┏━━
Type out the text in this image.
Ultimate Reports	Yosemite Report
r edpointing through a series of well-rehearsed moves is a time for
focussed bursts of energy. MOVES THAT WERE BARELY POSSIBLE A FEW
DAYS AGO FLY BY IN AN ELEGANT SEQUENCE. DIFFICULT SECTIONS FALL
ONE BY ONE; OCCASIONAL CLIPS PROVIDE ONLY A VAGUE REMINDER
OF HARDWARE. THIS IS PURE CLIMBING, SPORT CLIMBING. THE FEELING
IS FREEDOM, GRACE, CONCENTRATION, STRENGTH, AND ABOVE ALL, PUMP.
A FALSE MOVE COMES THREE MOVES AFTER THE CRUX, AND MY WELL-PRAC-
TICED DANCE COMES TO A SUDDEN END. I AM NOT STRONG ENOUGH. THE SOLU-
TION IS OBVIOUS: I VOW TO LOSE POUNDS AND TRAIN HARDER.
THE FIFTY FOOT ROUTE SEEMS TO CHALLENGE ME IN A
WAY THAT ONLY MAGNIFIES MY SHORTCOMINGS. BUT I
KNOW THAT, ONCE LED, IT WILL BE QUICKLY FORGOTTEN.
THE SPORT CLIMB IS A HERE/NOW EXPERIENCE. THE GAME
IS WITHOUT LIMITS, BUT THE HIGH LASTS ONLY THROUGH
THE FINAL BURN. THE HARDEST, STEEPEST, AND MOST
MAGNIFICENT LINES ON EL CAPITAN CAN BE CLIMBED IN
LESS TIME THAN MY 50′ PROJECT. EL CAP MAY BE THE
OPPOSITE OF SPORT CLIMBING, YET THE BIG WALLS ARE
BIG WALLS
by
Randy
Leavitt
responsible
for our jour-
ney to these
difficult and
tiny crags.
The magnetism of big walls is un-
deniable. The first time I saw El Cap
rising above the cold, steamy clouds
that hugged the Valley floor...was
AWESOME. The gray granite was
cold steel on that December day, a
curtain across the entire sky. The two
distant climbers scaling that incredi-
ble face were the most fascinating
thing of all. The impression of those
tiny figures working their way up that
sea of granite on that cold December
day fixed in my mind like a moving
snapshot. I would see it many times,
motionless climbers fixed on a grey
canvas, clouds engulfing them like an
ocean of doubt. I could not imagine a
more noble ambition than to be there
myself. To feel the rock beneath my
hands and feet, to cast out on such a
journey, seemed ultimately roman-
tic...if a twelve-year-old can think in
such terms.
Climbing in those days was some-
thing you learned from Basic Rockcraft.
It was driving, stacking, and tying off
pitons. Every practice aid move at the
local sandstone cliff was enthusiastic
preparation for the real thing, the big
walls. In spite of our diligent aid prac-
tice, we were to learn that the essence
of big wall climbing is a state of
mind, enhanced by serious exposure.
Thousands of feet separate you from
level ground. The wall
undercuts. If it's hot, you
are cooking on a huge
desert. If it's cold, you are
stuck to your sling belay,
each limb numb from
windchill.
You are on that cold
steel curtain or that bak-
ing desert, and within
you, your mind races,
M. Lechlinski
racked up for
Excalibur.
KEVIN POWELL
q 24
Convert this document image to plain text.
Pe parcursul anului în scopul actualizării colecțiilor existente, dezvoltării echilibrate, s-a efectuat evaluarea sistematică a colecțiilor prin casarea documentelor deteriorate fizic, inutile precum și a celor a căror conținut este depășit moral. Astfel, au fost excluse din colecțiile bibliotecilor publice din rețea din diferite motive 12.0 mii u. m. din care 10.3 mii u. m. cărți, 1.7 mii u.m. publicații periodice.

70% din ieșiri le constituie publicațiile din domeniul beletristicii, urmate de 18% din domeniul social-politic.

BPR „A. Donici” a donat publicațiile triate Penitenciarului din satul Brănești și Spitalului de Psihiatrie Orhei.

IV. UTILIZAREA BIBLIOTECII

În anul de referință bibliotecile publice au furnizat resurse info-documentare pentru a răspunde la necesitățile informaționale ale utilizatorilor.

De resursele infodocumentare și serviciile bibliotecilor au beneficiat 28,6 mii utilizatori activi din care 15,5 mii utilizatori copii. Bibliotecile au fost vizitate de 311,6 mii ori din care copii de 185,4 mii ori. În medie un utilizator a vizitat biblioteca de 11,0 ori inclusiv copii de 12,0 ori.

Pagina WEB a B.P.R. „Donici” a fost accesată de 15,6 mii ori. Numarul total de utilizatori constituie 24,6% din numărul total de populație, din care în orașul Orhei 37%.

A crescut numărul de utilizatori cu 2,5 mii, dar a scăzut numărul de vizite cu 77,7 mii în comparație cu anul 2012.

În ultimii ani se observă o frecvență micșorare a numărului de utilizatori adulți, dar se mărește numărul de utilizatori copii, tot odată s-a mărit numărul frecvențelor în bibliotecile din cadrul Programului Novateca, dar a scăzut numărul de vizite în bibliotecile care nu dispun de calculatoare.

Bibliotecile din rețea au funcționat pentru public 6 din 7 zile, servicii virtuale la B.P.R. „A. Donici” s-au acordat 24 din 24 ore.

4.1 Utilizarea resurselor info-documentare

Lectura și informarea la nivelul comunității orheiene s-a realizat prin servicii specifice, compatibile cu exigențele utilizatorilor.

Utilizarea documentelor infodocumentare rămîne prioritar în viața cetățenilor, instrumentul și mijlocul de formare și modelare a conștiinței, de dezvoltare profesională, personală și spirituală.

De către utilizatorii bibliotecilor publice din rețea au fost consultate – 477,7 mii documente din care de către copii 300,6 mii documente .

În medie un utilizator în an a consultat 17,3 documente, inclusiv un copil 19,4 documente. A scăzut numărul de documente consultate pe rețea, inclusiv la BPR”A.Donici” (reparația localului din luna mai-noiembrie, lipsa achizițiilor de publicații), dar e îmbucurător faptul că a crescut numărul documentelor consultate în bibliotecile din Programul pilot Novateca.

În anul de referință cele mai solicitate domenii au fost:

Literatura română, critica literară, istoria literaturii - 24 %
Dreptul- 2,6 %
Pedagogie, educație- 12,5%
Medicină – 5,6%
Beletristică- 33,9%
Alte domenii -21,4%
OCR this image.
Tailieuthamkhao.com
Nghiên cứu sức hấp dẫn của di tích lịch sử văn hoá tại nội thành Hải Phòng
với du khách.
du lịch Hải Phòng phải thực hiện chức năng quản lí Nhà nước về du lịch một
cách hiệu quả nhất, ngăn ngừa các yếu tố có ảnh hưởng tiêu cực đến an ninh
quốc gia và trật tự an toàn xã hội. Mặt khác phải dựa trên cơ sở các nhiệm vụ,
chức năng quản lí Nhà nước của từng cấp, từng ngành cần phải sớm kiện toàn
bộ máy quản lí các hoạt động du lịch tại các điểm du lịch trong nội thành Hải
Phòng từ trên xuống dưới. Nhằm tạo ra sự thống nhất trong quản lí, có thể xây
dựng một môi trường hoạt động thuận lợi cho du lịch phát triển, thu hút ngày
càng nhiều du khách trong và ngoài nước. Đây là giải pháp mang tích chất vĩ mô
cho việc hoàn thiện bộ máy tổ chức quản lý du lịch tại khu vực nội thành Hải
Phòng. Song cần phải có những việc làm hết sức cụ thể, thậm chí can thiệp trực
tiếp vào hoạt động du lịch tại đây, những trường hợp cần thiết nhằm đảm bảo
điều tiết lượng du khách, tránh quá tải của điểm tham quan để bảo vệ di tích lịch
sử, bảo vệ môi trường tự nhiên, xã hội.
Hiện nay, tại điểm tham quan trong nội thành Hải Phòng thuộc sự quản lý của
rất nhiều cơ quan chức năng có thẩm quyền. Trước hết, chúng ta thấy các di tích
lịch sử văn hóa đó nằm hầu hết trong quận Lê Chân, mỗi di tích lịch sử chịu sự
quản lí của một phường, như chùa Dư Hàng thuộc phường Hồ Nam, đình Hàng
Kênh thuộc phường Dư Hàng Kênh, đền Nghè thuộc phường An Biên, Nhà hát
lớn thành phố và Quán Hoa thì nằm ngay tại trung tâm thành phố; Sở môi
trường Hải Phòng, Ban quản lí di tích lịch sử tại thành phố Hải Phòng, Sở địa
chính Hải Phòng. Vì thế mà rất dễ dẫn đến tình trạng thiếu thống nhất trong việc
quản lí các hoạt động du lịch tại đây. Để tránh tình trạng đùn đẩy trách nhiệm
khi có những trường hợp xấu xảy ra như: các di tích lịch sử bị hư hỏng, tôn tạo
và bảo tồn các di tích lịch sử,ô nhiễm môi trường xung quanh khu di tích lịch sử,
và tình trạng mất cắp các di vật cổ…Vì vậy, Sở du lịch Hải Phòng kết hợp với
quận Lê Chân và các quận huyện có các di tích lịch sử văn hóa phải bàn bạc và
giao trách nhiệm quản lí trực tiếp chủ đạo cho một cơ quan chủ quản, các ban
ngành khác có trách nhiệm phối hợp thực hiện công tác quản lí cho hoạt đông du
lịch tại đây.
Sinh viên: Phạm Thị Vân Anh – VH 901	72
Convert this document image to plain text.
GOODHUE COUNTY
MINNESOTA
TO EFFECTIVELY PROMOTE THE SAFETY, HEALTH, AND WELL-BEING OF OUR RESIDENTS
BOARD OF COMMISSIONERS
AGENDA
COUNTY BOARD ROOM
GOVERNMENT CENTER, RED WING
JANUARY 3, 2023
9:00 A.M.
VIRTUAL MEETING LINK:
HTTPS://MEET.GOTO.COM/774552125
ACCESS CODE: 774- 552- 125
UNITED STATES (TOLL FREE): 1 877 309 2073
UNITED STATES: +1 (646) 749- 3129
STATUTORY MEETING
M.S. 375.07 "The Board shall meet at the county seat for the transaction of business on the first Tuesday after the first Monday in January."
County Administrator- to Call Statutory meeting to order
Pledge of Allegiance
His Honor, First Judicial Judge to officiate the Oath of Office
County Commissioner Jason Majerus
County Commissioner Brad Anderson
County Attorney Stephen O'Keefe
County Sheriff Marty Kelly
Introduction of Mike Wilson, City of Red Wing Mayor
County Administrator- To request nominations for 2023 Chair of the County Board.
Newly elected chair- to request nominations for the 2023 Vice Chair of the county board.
┗━━
▶ _Given request_:
Select every line in the records above that contains the word "medie".

▶ _Final answer_:
De resursele infodocumentare și serviciile bibliotecilor au beneficiat 28,6 mii utilizatori activi din care 15,5 mii utilizatori copii. Bibliotecile au fost vizitate de 311,6 mii ori din care copii de 185,4 mii ori. În medie un utilizator a vizitat biblioteca de 11,0 ori inclusiv copii de 12,0 ori.
În medie un utilizator în an a consultat 17,3 documente, inclusiv un copil 19,4 documente. A scăzut numărul de documente consultate pe rețea, inclusiv la BPR”A.Donici” (reparația localului din luna mai-noiembrie, lipsa achizițiilor de publicații), dar e îmbucurător faptul că a crescut numărul documentelor consultate în bibliotecile din Programul pilot Novateca.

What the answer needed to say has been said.